RECORDS FOR THE EXERCISE:
+--
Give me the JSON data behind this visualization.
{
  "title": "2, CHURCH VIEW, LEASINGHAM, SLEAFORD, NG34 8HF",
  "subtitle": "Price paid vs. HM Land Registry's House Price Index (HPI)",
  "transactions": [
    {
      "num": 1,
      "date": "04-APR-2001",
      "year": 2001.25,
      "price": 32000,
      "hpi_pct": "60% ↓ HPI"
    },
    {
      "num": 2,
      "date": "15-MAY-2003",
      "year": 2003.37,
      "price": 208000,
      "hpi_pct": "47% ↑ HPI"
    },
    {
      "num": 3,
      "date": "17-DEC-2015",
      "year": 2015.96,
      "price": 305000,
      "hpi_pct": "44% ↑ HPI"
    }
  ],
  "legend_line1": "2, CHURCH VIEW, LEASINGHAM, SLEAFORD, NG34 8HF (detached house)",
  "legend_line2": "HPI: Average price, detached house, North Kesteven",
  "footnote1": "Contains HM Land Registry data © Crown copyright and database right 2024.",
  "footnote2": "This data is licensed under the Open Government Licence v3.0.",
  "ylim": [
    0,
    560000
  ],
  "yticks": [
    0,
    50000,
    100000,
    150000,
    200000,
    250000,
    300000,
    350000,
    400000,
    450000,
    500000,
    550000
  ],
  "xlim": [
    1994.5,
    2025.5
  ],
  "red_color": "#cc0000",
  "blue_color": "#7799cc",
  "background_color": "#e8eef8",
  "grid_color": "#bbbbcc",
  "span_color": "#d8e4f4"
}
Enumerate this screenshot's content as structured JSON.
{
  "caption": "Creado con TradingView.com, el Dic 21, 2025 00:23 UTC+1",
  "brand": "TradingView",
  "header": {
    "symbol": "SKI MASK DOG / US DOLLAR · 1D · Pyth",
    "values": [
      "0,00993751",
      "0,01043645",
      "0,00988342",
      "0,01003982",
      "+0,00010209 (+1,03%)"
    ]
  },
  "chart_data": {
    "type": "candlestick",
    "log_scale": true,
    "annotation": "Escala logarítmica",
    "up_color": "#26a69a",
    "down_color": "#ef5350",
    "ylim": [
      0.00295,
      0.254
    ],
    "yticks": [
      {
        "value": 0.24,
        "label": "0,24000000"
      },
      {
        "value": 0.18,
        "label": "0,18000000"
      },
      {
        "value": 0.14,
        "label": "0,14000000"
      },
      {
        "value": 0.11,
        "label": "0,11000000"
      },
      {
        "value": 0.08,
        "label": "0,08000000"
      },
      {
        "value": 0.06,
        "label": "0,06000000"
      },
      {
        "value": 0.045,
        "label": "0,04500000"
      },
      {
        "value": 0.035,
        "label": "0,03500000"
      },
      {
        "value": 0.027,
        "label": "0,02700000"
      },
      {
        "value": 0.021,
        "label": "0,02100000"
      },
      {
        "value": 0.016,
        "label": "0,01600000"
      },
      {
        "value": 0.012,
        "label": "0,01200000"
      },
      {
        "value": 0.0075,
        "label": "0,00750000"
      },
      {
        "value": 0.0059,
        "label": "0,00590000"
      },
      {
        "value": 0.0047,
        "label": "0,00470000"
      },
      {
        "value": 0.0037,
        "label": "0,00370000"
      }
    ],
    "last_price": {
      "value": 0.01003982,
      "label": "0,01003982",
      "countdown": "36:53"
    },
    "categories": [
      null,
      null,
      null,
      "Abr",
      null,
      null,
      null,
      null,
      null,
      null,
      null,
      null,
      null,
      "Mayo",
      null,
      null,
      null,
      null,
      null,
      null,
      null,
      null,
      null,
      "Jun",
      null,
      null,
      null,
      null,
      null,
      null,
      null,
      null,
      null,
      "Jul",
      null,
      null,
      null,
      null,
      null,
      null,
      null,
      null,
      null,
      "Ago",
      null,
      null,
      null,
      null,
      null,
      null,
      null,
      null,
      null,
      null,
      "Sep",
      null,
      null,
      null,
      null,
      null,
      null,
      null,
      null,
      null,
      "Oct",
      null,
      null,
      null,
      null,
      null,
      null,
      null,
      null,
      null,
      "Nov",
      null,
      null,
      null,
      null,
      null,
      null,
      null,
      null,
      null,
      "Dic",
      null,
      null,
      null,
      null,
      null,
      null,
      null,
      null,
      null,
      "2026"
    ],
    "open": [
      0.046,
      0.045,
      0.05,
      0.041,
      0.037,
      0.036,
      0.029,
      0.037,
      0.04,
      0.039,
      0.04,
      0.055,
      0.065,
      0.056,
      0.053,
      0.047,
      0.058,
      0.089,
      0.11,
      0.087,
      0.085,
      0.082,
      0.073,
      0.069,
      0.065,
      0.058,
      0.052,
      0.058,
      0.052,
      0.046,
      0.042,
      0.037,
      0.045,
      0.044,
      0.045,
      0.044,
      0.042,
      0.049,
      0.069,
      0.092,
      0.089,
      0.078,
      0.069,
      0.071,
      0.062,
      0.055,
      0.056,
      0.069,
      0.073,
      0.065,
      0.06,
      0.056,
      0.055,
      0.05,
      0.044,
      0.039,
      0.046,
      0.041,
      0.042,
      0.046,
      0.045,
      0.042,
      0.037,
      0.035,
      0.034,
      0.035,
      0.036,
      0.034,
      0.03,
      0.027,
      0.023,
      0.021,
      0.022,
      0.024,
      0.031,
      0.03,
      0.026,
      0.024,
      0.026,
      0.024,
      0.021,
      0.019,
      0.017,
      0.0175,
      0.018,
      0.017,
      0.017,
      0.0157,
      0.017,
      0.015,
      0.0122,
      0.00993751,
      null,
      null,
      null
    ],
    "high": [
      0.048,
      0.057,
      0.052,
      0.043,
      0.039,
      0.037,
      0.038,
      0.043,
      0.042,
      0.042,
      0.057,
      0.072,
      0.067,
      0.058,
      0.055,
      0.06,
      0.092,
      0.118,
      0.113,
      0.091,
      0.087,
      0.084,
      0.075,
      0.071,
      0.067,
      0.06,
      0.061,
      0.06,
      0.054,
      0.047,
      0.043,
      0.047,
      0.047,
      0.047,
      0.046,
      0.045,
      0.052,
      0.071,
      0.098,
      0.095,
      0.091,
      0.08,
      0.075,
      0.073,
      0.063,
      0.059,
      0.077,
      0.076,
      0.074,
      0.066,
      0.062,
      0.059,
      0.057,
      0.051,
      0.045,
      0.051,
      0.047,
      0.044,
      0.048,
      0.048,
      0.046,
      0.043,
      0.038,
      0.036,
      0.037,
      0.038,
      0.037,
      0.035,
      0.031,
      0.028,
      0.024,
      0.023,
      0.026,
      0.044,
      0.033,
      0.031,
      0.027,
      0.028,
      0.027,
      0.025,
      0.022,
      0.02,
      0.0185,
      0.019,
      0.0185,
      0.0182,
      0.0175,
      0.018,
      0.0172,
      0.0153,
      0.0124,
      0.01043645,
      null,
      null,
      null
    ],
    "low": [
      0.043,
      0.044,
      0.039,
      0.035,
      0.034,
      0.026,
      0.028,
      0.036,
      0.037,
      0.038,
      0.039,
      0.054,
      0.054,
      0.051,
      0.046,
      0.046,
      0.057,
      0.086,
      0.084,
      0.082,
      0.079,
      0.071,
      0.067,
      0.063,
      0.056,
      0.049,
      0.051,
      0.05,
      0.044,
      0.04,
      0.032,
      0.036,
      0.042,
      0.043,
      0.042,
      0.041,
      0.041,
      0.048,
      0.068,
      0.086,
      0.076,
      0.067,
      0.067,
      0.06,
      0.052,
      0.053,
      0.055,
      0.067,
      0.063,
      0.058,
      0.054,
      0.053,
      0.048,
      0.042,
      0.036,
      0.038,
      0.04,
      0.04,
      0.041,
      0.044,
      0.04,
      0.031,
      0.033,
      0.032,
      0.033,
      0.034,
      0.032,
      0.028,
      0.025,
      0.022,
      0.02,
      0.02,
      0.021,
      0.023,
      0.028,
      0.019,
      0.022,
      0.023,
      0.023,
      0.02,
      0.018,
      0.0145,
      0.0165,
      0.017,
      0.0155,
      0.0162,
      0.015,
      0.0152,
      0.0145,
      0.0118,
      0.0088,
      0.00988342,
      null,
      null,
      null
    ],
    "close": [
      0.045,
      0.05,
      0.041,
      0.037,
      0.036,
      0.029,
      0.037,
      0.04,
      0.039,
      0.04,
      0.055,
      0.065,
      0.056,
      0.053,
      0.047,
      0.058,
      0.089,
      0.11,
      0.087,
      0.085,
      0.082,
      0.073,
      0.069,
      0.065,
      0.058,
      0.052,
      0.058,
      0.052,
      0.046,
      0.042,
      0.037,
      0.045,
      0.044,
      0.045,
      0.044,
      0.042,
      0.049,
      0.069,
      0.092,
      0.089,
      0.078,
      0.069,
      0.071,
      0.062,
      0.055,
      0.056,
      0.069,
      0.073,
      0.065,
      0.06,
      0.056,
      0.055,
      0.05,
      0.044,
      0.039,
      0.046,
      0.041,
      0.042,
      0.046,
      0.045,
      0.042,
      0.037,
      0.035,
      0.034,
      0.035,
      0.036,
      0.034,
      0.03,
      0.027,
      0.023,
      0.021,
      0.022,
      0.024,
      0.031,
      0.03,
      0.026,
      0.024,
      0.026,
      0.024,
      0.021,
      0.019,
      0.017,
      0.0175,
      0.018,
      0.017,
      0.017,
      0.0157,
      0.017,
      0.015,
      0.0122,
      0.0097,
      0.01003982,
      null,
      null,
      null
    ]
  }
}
+--
Find every line in the records above that holds the word "detached", and copy each one.

FULL ANSWER:
  "legend_line1": "2, CHURCH VIEW, LEASINGHAM, SLEAFORD, NG34 8HF (detached house)",
  "legend_line2": "HPI: Average price, detached house, North Kesteven",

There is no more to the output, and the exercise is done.